[Items from a dataset]
------------------------------------------------------------
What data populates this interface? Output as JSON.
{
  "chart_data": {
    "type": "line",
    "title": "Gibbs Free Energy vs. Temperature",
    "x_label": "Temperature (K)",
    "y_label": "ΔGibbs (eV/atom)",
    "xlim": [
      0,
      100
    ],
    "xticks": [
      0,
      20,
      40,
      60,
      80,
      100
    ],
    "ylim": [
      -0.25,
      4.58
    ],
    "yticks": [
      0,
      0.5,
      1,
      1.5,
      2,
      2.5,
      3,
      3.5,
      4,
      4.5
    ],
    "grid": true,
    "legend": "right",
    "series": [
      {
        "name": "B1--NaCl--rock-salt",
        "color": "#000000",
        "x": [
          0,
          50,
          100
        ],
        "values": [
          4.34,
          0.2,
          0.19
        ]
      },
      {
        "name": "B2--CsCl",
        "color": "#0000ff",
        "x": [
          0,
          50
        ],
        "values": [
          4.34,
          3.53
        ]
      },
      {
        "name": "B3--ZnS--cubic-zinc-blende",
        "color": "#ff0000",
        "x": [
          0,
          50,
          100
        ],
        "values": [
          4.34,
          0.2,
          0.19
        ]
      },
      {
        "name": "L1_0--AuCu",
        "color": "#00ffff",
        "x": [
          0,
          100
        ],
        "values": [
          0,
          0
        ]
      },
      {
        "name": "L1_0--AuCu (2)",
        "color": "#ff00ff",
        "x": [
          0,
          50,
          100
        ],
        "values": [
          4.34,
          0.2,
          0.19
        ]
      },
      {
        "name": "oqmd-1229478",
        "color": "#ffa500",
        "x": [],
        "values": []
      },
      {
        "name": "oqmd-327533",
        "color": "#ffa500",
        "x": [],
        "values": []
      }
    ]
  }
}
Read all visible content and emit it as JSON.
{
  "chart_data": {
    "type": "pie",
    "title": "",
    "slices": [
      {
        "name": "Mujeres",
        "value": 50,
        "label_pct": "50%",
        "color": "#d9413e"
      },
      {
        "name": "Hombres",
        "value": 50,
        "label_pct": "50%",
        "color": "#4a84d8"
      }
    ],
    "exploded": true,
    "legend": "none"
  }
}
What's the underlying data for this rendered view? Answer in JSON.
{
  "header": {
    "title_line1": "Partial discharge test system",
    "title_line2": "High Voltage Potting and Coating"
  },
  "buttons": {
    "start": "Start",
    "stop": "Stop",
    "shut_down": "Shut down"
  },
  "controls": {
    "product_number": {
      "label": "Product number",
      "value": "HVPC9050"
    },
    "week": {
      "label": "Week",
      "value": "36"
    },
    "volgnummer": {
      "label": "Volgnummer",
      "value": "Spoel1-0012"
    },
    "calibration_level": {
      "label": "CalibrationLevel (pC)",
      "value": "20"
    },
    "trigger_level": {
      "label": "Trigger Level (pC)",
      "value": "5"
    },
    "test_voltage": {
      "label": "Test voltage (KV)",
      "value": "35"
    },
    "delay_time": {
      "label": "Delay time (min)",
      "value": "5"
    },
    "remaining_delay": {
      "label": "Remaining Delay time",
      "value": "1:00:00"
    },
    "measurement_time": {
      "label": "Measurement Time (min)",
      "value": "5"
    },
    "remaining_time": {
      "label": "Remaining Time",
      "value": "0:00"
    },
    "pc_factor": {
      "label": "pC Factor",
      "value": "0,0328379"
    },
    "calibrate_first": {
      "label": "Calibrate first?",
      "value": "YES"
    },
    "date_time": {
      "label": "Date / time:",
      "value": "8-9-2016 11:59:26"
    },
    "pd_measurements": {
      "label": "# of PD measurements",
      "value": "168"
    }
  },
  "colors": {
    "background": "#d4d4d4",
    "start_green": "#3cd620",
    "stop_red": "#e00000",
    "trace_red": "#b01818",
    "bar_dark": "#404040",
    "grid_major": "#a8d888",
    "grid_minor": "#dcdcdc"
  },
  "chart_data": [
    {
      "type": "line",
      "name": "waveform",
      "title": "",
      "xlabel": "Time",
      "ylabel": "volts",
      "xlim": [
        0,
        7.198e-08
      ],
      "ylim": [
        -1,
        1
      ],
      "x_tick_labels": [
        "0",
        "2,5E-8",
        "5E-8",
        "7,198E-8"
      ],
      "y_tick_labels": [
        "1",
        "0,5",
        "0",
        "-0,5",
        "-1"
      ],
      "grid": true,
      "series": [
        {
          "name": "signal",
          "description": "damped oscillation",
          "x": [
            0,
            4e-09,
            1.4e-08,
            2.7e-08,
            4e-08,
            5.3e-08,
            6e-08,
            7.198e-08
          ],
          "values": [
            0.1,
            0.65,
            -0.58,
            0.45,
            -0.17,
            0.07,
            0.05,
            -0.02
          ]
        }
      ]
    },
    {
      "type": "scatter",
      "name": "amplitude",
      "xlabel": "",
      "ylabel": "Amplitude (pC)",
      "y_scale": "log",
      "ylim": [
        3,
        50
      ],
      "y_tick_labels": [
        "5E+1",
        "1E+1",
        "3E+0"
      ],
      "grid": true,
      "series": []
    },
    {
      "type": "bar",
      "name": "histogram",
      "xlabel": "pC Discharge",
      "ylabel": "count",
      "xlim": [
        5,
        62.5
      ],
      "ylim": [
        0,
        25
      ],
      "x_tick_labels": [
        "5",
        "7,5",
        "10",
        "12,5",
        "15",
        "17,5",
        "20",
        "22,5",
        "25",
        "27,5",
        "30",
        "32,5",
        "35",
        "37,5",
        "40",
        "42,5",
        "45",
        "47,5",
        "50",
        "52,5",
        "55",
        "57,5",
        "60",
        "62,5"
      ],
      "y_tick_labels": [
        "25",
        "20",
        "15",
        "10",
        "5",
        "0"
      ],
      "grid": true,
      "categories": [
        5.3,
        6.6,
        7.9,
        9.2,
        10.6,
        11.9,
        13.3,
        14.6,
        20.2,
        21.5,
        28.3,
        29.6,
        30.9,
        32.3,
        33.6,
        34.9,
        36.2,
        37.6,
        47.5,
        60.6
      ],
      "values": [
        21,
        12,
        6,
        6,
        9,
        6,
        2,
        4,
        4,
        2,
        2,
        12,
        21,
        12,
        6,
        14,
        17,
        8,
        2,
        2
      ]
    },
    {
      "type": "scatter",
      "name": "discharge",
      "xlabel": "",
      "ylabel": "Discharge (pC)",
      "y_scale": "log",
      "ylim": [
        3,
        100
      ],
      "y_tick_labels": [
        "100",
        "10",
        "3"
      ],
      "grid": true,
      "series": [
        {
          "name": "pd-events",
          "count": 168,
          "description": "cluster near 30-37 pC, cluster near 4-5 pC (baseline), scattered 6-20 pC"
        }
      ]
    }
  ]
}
------------------------------------------------------------
The request:
Reproduce all the records precisely.

Written response:
What data populates this interface? Output as JSON.
{
  "chart_data": {
    "type": "line",
    "title": "Gibbs Free Energy vs. Temperature",
    "x_label": "Temperature (K)",
    "y_label": "ΔGibbs (eV/atom)",
    "xlim": [
      0,
      100
    ],
    "xticks": [
      0,
      20,
      40,
      60,
      80,
      100
    ],
    "ylim": [
      -0.25,
      4.58
    ],
    "yticks": [
      0,
      0.5,
      1,
      1.5,
      2,
      2.5,
      3,
      3.5,
      4,
      4.5
    ],
    "grid": true,
    "legend": "right",
    "series": [
      {
        "name": "B1--NaCl--rock-salt",
        "color": "#000000",
        "x": [
          0,
          50,
          100
        ],
        "values": [
          4.34,
          0.2,
          0.19
        ]
      },
      {
        "name": "B2--CsCl",
        "color": "#0000ff",
        "x": [
          0,
          50
        ],
        "values": [
          4.34,
          3.53
        ]
      },
      {
        "name": "B3--ZnS--cubic-zinc-blende",
        "color": "#ff0000",
        "x": [
          0,
          50,
          100
        ],
        "values": [
          4.34,
          0.2,
          0.19
        ]
      },
      {
        "name": "L1_0--AuCu",
        "color": "#00ffff",
        "x": [
          0,
          100
        ],
        "values": [
          0,
          0
        ]
      },
      {
        "name": "L1_0--AuCu (2)",
        "color": "#ff00ff",
        "x": [
          0,
          50,
          100
        ],
        "values": [
          4.34,
          0.2,
          0.19
        ]
      },
      {
        "name": "oqmd-1229478",
        "color": "#ffa500",
        "x": [],
        "values": []
      },
      {
        "name": "oqmd-327533",
        "color": "#ffa500",
        "x": [],
        "values": []
      }
    ]
  }
}
Read all visible content and emit it as JSON.
{
  "chart_data": {
    "type": "pie",
    "title": "",
    "slices": [
      {
        "name": "Mujeres",
        "value": 50,
        "label_pct": "50%",
        "color": "#d9413e"
      },
      {
        "name": "Hombres",
        "value": 50,
        "label_pct": "50%",
        "color": "#4a84d8"
      }
    ],
    "exploded": true,
    "legend": "none"
  }
}
What's the underlying data for this rendered view? Answer in JSON.
{
  "header": {
    "title_line1": "Partial discharge test system",
    "title_line2": "High Voltage Potting and Coating"
  },
  "buttons": {
    "start": "Start",
    "stop": "Stop",
    "shut_down": "Shut down"
  },
  "controls": {
    "product_number": {
      "label": "Product number",
      "value": "HVPC9050"
    },
    "week": {
      "label": "Week",
      "value": "36"
    },
    "volgnummer": {
      "label": "Volgnummer",
      "value": "Spoel1-0012"
    },
    "calibration_level": {
      "label": "CalibrationLevel (pC)",
      "value": "20"
    },
    "trigger_level": {
      "label": "Trigger Level (pC)",
      "value": "5"
    },
    "test_voltage": {
      "label": "Test voltage (KV)",
      "value": "35"
    },
    "delay_time": {
      "label": "Delay time (min)",
      "value": "5"
    },
    "remaining_delay": {
      "label": "Remaining Delay time",
      "value": "1:00:00"
    },
    "measurement_time": {
      "label": "Measurement Time (min)",
      "value": "5"
    },
    "remaining_time": {
      "label": "Remaining Time",
      "value": "0:00"
    },
    "pc_factor": {
      "label": "pC Factor",
      "value": "0,0328379"
    },
    "calibrate_first": {
      "label": "Calibrate first?",
      "value": "YES"
    },
    "date_time": {
      "label": "Date / time:",
      "value": "8-9-2016 11:59:26"
    },
    "pd_measurements": {
      "label": "# of PD measurements",
      "value": "168"
    }
  },
  "colors": {
    "background": "#d4d4d4",
    "start_green": "#3cd620",
    "stop_red": "#e00000",
    "trace_red": "#b01818",
    "bar_dark": "#404040",
    "grid_major": "#a8d888",
    "grid_minor": "#dcdcdc"
  },
  "chart_data": [
    {
      "type": "line",
      "name": "waveform",
      "title": "",
      "xlabel": "Time",
      "ylabel": "volts",
      "xlim": [
        0,
        7.198e-08
      ],
      "ylim": [
        -1,
        1
      ],
      "x_tick_labels": [
        "0",
        "2,5E-8",
        "5E-8",
        "7,198E-8"
      ],
      "y_tick_labels": [
        "1",
        "0,5",
        "0",
        "-0,5",
        "-1"
      ],
      "grid": true,
      "series": [
        {
          "name": "signal",
          "description": "damped oscillation",
          "x": [
            0,
            4e-09,
            1.4e-08,
            2.7e-08,
            4e-08,
            5.3e-08,
            6e-08,
            7.198e-08
          ],
          "values": [
            0.1,
            0.65,
            -0.58,
            0.45,
            -0.17,
            0.07,
            0.05,
            -0.02
          ]
        }
      ]
    },
    {
      "type": "scatter",
      "name": "amplitude",
      "xlabel": "",
      "ylabel": "Amplitude (pC)",
      "y_scale": "log",
      "ylim": [
        3,
        50
      ],
      "y_tick_labels": [
        "5E+1",
        "1E+1",
        "3E+0"
      ],
      "grid": true,
      "series": []
    },
    {
      "type": "bar",
      "name": "histogram",
      "xlabel": "pC Discharge",
      "ylabel": "count",
      "xlim": [
        5,
        62.5
      ],
      "ylim": [
        0,
        25
      ],
      "x_tick_labels": [
        "5",
        "7,5",
        "10",
        "12,5",
        "15",
        "17,5",
        "20",
        "22,5",
        "25",
        "27,5",
        "30",
        "32,5",
        "35",
        "37,5",
        "40",
        "42,5",
        "45",
        "47,5",
        "50",
        "52,5",
        "55",
        "57,5",
        "60",
        "62,5"
      ],
      "y_tick_labels": [
        "25",
        "20",
        "15",
        "10",
        "5",
        "0"
      ],
      "grid": true,
      "categories": [
        5.3,
        6.6,
        7.9,
        9.2,
        10.6,
        11.9,
        13.3,
        14.6,
        20.2,
        21.5,
        28.3,
        29.6,
        30.9,
        32.3,
        33.6,
        34.9,
        36.2,
        37.6,
        47.5,
        60.6
      ],
      "values": [
        21,
        12,
        6,
        6,
        9,
        6,
        2,
        4,
        4,
        2,
        2,
        12,
        21,
        12,
        6,
        14,
        17,
        8,
        2,
        2
      ]
    },
    {
      "type": "scatter",
      "name": "discharge",
      "xlabel": "",
      "ylabel": "Discharge (pC)",
      "y_scale": "log",
      "ylim": [
        3,
        100
      ],
      "y_tick_labels": [
        "100",
        "10",
        "3"
      ],
      "grid": true,
      "series": [
        {
          "name": "pd-events",
          "count": 168,
          "description": "cluster near 30-37 pC, cluster near 4-5 pC (baseline), scattered 6-20 pC"
        }
      ]
    }
  ]
}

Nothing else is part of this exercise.